* **Work to be completed**
Give the number of lines in the entries that contain "register". State only the count.

Data listing
::::::::::

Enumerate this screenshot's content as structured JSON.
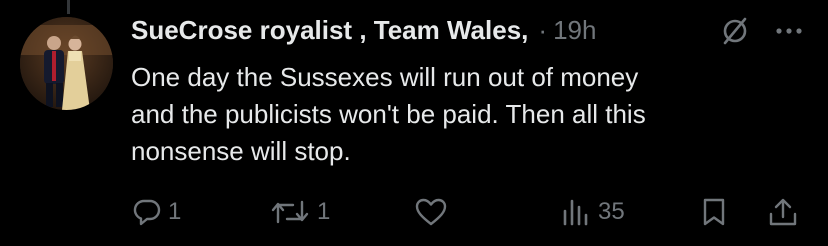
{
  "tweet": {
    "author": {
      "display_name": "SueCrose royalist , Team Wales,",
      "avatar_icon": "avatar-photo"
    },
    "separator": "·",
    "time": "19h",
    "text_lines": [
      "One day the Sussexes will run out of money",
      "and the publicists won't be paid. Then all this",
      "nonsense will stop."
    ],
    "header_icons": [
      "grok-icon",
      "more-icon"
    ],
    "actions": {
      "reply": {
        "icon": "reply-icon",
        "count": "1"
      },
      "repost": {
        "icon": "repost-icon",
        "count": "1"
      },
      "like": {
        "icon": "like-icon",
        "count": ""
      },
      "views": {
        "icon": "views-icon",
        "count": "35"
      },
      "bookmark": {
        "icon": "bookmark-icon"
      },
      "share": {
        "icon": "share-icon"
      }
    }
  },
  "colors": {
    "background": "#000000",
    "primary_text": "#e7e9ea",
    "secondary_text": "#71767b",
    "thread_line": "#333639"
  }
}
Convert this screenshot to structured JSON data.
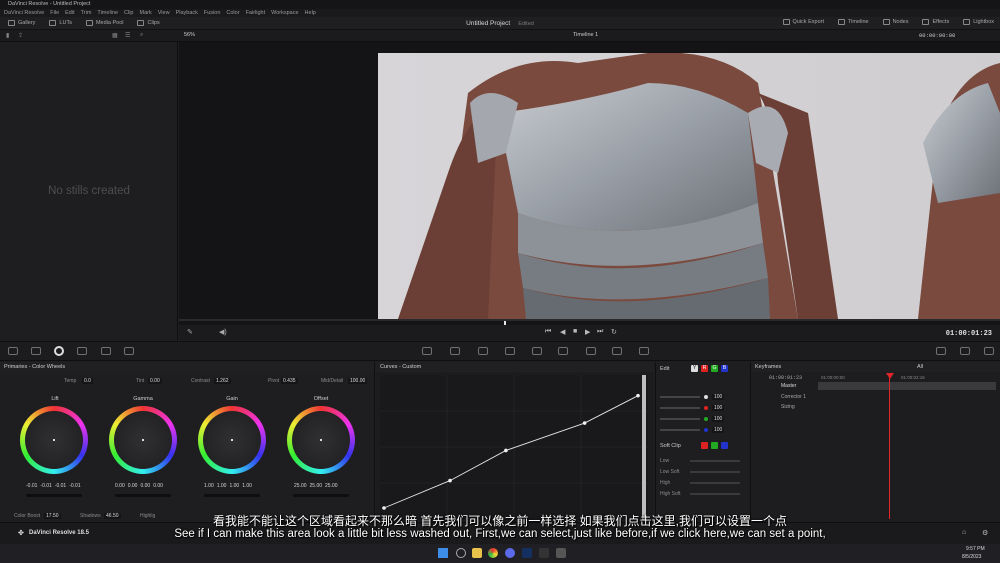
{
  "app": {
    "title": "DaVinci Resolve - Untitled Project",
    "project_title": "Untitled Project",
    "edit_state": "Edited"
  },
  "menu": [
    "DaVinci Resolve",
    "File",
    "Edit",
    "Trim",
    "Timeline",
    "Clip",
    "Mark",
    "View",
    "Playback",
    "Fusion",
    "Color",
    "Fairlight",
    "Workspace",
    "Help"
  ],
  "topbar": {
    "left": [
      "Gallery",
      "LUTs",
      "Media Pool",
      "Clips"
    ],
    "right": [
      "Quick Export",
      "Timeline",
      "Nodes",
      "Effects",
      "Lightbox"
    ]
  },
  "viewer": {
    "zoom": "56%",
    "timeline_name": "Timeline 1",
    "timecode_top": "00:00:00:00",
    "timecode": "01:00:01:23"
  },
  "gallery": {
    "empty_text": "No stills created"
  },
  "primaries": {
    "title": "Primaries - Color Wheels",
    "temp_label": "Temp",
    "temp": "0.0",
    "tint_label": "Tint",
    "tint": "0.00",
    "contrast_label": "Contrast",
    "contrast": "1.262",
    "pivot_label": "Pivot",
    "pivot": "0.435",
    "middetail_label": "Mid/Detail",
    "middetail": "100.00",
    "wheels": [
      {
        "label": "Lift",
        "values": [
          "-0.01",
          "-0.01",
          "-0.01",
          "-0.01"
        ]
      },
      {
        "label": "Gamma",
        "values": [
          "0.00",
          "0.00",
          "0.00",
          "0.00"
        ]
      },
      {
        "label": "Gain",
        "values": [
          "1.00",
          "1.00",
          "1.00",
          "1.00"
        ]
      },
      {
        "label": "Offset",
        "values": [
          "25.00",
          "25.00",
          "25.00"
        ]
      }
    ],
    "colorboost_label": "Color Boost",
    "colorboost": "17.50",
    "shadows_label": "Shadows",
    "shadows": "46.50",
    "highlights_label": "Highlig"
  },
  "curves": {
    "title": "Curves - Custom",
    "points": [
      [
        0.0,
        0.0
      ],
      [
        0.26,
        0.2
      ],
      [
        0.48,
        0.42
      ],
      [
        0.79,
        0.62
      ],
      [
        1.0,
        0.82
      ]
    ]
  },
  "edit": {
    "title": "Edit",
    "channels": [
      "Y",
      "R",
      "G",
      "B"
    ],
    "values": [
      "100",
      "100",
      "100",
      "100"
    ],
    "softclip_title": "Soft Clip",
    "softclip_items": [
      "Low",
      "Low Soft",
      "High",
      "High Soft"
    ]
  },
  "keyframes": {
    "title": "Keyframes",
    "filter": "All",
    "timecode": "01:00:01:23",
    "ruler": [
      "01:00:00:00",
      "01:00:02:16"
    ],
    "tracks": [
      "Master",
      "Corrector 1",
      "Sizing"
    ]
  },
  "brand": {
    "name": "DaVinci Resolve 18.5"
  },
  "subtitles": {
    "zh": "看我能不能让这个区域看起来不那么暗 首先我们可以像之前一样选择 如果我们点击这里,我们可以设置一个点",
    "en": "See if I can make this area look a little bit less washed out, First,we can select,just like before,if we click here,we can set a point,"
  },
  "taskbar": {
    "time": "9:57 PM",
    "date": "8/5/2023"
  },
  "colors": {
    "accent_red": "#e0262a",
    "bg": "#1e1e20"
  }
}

::::::::::

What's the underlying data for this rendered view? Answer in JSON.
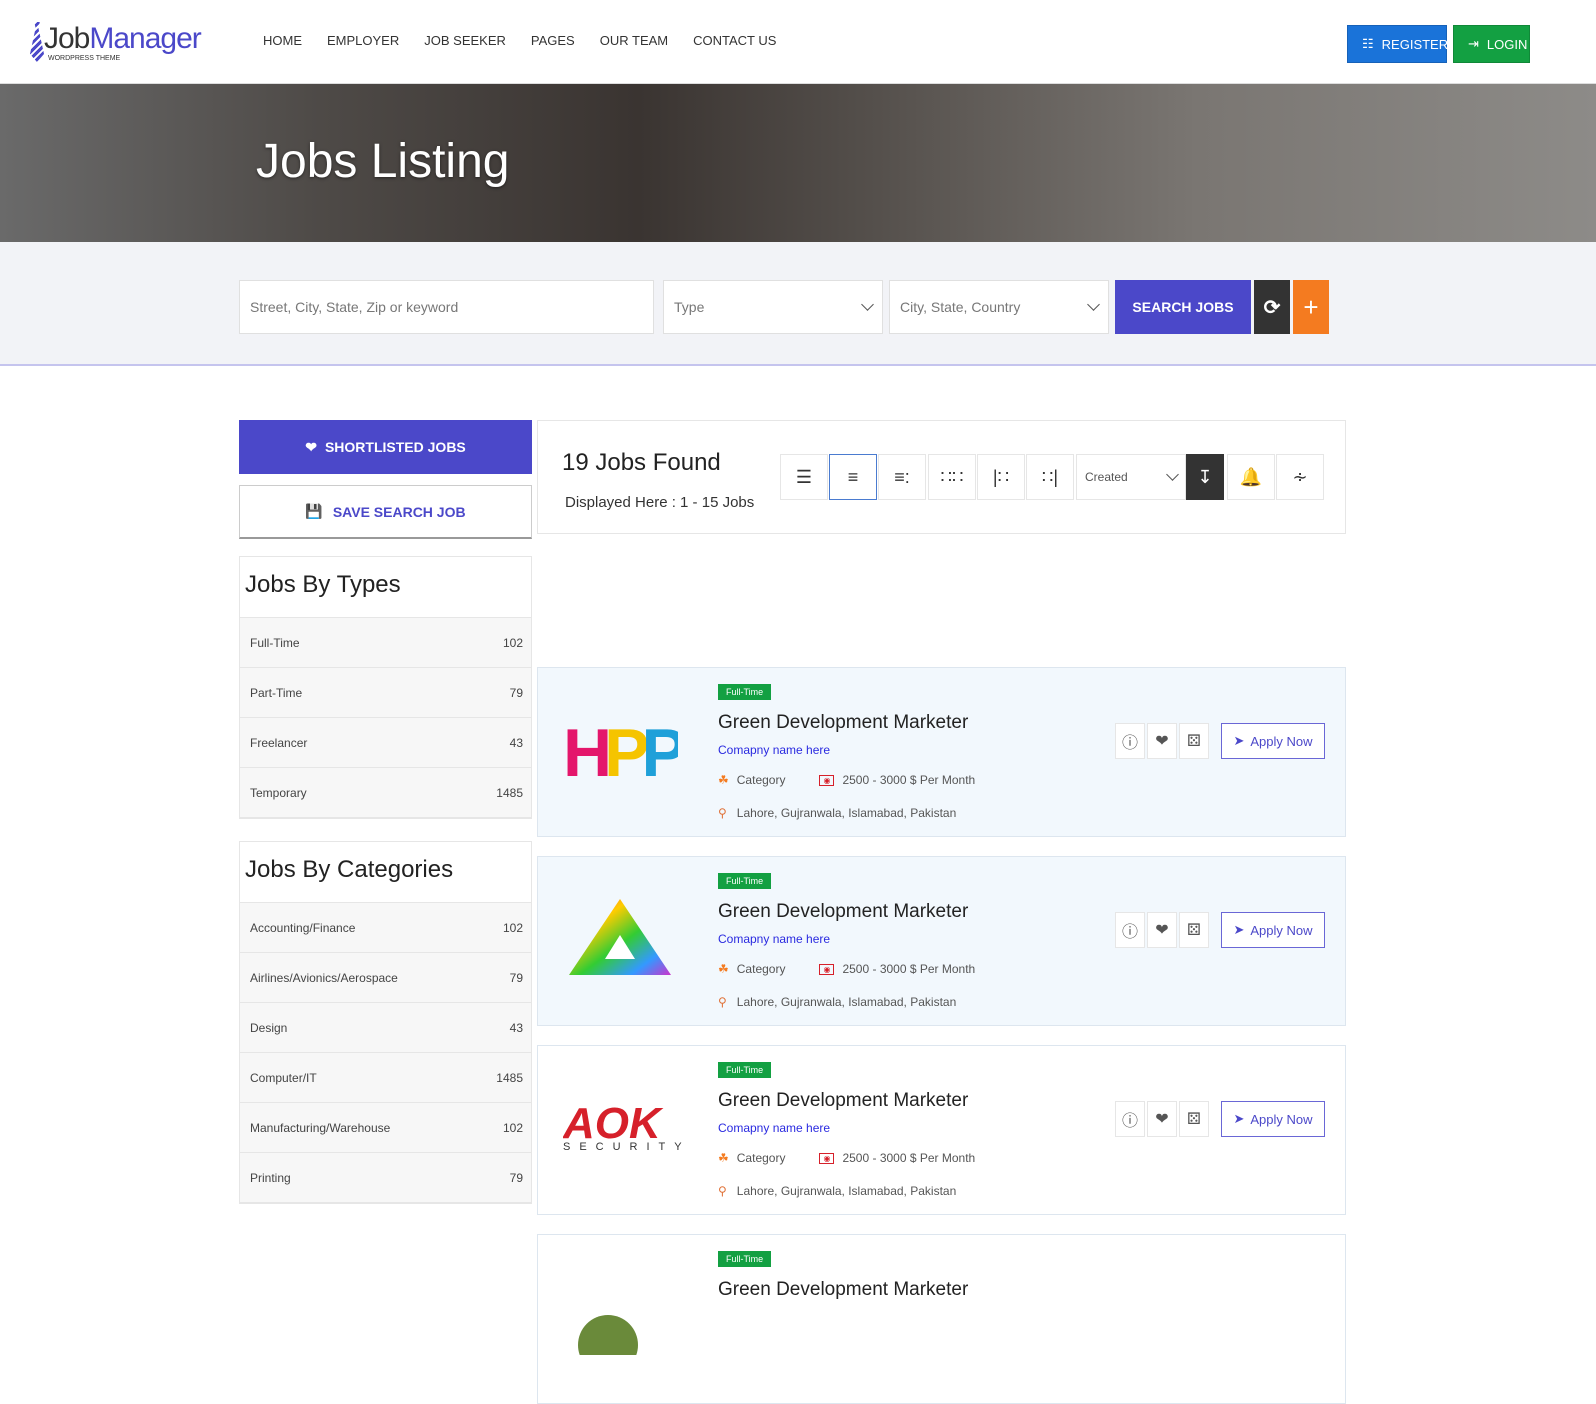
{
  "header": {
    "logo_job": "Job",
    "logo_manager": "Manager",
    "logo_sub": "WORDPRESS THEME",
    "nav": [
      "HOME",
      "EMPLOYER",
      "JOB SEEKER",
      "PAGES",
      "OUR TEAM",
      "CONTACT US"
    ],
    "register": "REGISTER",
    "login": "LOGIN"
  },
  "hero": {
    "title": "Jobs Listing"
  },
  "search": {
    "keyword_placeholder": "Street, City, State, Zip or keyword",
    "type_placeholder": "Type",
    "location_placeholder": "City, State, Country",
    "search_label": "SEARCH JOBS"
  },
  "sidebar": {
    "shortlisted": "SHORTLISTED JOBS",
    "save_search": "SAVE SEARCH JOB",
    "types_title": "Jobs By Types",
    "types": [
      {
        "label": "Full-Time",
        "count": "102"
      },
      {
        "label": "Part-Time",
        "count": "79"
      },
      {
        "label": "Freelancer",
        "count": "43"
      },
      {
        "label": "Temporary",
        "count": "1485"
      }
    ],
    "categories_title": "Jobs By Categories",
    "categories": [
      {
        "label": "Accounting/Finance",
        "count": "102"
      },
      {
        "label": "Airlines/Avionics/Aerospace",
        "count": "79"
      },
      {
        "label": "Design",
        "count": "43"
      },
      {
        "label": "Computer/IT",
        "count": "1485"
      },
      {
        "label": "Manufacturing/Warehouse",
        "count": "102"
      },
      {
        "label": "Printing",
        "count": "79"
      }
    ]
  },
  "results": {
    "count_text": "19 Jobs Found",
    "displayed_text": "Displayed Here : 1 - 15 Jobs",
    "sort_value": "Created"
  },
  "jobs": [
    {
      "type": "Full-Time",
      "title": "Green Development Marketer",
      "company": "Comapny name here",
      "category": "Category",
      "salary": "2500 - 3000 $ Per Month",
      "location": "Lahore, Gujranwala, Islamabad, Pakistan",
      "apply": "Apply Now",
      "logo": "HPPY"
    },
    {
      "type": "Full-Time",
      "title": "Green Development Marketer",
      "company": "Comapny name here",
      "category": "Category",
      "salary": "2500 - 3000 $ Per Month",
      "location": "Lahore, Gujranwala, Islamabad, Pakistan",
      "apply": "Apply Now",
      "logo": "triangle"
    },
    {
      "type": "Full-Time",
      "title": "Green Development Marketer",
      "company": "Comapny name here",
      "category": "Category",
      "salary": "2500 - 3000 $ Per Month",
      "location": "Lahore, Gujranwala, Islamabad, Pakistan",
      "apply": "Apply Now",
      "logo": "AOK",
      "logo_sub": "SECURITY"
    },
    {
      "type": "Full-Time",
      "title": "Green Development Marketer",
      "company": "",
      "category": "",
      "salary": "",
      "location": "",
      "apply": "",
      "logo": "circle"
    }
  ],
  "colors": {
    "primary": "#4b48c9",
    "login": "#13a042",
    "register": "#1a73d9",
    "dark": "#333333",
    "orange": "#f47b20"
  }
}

::::::::::

* **Task solution**
2